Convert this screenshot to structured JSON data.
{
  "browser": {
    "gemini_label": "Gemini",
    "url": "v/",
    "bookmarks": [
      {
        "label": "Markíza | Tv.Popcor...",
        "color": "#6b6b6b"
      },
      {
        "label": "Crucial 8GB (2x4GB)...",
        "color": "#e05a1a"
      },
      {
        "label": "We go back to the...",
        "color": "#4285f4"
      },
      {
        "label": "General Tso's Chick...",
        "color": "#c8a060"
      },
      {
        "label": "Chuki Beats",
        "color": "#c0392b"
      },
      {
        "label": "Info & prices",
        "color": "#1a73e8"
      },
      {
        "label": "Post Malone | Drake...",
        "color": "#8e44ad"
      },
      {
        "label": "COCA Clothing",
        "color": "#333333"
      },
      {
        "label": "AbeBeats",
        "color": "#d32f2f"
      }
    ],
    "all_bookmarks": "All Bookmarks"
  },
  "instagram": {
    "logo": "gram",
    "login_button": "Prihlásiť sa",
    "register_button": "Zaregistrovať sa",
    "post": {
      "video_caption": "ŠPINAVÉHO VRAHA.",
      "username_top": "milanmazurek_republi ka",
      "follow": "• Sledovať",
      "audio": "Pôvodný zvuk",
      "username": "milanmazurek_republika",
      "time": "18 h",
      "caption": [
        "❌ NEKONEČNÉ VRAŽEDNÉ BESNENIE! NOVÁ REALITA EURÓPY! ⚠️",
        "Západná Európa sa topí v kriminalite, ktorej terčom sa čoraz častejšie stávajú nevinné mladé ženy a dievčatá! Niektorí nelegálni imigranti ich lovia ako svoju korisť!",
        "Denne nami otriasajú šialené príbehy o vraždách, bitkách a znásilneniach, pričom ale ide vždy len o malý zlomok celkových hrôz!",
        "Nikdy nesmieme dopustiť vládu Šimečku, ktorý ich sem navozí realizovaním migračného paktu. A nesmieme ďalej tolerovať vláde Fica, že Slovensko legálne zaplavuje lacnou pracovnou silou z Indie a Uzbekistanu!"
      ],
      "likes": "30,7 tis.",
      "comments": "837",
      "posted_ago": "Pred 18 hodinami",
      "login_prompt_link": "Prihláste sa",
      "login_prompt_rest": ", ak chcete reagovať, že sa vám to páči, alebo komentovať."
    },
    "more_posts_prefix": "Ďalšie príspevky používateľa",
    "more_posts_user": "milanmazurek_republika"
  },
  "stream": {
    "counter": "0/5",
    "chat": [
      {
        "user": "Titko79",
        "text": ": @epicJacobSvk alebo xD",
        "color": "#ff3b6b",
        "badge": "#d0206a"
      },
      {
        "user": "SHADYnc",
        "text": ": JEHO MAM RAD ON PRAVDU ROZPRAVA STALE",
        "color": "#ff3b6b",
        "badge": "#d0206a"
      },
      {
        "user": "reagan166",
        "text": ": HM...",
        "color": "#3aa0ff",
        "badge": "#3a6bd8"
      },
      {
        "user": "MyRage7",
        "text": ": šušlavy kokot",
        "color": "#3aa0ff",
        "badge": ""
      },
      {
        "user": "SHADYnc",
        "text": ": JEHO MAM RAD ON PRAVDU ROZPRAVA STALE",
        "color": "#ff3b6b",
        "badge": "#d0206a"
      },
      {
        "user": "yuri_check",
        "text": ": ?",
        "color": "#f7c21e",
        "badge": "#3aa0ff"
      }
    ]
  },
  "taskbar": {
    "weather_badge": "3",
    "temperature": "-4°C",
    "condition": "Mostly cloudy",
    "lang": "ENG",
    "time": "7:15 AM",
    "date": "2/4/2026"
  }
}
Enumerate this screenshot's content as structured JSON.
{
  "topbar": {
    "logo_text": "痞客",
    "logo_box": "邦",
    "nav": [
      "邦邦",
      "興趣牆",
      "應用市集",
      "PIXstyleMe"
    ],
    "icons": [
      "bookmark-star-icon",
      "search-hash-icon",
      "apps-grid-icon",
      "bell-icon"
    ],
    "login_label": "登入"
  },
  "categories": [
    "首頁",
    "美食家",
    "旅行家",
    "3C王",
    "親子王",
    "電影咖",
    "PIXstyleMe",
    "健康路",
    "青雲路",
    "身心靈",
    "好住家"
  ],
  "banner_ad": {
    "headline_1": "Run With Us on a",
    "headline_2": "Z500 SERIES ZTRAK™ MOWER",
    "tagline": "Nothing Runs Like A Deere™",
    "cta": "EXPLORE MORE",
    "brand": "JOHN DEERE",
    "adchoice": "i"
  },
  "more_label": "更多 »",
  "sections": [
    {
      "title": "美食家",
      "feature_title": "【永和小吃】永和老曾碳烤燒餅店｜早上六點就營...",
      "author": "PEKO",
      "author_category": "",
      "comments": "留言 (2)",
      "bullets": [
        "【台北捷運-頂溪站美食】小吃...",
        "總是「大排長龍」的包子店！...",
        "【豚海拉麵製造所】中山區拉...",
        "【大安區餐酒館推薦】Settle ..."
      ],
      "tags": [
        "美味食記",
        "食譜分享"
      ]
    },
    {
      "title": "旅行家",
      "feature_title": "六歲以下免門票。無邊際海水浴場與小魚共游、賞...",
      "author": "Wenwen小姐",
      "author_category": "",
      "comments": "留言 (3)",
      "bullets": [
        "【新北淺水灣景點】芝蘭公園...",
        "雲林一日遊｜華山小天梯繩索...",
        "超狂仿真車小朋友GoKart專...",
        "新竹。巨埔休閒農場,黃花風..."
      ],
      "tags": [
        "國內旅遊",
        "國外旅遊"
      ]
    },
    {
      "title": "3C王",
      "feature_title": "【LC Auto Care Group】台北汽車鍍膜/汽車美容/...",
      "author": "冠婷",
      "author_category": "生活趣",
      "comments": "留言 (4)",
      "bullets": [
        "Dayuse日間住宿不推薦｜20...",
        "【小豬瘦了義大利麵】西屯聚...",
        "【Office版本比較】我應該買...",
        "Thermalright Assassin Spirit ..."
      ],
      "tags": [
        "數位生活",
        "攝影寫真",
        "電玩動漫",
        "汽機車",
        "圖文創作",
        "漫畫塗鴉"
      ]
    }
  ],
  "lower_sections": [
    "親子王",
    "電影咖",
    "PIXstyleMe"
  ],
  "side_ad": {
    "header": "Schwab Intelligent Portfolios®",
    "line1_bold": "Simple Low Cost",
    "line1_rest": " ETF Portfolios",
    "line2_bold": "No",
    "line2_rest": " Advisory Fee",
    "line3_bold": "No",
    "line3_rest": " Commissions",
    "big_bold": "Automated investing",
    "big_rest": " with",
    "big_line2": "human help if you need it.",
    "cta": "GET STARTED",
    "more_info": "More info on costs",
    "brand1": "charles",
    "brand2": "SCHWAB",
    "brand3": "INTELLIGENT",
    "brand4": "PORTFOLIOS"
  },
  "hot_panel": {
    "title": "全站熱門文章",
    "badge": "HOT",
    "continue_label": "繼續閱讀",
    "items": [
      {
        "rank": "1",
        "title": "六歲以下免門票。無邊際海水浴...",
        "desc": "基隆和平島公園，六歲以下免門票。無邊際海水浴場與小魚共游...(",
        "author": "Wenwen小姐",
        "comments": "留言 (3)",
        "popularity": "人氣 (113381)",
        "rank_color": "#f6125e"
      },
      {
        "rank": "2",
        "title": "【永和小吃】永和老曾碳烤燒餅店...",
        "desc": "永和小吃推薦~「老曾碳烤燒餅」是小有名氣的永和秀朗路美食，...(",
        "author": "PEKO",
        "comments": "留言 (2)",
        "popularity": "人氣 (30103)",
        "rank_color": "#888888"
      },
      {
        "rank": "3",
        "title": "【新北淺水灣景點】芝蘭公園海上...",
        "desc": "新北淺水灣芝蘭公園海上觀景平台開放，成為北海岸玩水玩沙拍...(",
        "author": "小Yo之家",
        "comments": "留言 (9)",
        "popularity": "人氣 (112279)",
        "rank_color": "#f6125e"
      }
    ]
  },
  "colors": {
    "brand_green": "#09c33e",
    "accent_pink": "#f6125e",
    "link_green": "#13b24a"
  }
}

■ WHAT THIS TASK INVOLVES ■
Of the lines in the listing above, how many hold the string "structured"? Reply with the number only.

■ EXERCISE ANSWER ■
2